### DATA LINES

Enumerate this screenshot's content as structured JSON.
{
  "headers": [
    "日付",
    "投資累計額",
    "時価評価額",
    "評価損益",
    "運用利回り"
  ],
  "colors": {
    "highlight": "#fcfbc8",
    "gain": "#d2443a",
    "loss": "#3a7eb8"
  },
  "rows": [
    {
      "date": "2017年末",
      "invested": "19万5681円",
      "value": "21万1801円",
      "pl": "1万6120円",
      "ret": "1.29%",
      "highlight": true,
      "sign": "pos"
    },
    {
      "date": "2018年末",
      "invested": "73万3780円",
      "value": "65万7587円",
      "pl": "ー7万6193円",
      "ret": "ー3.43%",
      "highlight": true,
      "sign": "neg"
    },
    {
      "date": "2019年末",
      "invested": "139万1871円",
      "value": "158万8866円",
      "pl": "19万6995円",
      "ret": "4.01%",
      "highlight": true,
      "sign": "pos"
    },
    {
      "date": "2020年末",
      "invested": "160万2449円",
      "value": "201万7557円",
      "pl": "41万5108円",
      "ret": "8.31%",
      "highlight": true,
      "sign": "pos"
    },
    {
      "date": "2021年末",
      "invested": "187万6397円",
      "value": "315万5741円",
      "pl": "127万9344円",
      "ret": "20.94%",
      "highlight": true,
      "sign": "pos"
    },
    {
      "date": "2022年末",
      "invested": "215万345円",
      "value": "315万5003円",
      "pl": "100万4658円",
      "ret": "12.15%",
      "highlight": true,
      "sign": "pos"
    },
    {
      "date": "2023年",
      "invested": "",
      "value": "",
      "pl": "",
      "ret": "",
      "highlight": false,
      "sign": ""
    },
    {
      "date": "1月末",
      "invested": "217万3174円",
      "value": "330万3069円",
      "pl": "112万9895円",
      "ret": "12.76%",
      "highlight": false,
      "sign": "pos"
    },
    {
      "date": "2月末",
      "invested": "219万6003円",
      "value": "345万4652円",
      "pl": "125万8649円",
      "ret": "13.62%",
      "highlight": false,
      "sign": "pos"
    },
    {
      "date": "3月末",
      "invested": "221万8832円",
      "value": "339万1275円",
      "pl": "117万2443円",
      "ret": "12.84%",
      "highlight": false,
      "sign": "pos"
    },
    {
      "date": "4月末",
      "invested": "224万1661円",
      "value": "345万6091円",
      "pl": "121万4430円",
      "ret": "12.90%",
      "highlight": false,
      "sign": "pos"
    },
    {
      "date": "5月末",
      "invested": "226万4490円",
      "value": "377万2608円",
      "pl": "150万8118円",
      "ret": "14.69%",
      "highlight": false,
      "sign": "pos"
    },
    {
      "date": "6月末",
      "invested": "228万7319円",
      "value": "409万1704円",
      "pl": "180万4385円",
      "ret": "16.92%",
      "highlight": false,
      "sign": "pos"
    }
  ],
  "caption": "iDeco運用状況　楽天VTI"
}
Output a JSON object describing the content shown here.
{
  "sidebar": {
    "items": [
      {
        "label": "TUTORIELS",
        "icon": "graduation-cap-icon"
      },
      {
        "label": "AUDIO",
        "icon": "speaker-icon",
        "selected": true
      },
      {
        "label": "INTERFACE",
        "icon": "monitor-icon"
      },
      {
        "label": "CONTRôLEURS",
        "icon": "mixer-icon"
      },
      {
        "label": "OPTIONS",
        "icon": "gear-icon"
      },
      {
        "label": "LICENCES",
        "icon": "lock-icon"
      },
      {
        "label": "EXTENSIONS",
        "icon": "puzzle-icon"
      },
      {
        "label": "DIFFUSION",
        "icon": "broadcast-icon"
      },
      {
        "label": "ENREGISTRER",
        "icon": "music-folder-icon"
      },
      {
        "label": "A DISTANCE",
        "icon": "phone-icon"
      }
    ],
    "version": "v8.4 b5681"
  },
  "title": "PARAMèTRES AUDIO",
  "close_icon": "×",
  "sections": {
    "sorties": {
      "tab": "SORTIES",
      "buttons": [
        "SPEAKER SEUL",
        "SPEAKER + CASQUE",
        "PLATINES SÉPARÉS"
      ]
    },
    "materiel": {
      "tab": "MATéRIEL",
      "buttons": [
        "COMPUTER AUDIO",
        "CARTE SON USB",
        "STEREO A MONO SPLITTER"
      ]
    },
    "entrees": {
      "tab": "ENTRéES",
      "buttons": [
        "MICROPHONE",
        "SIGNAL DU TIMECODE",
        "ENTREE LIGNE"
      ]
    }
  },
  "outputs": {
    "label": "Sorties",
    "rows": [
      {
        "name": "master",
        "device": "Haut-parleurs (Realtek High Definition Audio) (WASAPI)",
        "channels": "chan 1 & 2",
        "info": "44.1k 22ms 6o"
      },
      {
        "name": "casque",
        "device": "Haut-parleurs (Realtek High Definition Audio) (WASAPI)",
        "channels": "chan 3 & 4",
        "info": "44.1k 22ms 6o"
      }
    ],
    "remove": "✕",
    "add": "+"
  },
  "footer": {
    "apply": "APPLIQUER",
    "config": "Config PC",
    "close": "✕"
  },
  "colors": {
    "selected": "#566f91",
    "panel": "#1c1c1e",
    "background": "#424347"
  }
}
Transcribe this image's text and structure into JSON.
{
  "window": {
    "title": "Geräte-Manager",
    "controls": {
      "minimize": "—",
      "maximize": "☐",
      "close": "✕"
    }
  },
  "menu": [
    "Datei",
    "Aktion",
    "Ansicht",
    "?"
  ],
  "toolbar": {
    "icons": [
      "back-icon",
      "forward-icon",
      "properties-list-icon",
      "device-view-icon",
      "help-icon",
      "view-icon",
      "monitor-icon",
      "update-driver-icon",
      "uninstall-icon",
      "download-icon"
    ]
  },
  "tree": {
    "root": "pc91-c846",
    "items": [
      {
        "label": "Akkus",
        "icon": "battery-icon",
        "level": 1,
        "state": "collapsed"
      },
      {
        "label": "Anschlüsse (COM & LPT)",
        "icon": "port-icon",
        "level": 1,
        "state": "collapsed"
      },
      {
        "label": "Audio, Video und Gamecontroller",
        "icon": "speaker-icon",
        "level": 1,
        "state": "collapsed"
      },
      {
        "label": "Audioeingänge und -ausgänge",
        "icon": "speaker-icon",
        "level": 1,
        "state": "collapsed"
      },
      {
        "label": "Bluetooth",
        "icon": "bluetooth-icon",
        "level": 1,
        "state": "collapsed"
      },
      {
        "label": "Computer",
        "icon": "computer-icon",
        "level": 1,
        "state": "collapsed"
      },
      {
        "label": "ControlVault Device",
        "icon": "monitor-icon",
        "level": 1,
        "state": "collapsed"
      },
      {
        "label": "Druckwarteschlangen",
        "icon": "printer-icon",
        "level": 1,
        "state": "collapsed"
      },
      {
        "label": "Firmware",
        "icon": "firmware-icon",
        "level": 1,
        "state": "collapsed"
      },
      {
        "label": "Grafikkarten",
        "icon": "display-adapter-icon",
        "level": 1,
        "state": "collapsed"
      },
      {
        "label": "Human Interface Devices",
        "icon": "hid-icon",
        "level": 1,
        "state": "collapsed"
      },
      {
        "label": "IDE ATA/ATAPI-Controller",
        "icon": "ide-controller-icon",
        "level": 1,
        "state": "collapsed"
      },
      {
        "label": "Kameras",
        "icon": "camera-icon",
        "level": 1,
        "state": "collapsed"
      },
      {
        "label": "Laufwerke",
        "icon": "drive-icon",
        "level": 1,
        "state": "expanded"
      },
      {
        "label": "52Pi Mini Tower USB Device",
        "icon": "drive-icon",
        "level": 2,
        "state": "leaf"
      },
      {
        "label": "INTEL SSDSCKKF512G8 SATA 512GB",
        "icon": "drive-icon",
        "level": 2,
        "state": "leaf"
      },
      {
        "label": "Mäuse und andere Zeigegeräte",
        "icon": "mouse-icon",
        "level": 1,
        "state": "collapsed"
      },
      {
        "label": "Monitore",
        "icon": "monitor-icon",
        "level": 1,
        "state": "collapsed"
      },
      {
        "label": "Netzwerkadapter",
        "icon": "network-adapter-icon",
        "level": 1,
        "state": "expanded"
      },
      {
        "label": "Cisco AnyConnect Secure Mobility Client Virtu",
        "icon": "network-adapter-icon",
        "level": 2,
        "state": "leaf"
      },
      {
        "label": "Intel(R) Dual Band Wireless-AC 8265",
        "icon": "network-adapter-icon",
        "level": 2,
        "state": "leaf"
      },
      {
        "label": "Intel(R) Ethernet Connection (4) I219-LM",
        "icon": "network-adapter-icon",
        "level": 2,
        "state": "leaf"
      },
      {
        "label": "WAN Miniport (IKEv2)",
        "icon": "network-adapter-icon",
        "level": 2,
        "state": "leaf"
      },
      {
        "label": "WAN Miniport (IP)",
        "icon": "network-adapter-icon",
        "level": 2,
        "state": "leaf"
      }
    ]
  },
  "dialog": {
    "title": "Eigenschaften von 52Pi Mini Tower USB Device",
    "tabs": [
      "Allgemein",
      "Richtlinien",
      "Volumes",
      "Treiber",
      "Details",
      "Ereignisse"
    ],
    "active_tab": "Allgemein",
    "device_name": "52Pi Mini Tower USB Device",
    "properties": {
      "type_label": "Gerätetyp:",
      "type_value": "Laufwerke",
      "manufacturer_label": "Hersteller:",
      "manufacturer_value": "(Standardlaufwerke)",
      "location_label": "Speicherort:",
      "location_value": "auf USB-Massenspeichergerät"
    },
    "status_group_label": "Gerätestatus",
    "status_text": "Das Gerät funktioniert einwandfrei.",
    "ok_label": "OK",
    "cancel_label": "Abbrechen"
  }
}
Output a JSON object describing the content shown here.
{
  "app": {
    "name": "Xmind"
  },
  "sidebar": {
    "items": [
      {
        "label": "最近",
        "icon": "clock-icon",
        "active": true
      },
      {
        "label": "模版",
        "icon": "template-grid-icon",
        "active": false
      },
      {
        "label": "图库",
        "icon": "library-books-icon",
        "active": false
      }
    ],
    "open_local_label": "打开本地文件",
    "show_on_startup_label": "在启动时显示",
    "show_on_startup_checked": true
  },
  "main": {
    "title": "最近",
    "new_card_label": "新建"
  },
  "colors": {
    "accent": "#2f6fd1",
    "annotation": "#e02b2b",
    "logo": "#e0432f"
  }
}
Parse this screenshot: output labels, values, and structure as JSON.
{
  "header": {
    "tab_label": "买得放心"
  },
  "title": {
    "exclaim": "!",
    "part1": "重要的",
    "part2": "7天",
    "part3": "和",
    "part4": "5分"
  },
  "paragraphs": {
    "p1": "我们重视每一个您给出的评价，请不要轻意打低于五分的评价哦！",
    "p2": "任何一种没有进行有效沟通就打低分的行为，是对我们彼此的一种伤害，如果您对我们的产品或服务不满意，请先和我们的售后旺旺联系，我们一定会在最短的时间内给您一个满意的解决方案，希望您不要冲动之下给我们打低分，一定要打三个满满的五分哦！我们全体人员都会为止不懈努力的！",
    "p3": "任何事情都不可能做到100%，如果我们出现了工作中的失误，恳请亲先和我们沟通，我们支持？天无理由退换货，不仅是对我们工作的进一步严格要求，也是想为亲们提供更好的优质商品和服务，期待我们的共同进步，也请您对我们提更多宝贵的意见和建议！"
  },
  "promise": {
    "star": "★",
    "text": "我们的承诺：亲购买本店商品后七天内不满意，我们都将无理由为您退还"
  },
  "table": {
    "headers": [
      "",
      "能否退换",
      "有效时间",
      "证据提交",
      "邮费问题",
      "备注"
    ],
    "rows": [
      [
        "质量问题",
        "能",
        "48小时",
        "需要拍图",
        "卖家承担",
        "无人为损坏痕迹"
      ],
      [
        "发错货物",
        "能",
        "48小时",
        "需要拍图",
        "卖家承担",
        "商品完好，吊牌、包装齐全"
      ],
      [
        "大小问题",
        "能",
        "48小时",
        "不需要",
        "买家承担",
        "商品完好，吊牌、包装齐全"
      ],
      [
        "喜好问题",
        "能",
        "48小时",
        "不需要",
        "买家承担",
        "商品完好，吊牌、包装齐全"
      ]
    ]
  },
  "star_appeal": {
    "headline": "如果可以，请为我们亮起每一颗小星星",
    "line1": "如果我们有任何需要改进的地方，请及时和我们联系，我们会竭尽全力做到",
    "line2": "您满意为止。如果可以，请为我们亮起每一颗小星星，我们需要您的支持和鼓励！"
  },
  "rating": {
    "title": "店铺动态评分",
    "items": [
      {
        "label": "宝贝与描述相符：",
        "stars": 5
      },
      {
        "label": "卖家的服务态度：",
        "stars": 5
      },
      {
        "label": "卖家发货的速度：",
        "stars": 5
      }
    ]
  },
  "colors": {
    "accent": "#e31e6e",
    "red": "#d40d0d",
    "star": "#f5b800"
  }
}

### INSTRUCTION
Give only the number of lines above that hold the string "title".

### RESPONSE TO THIS EXERCISE
6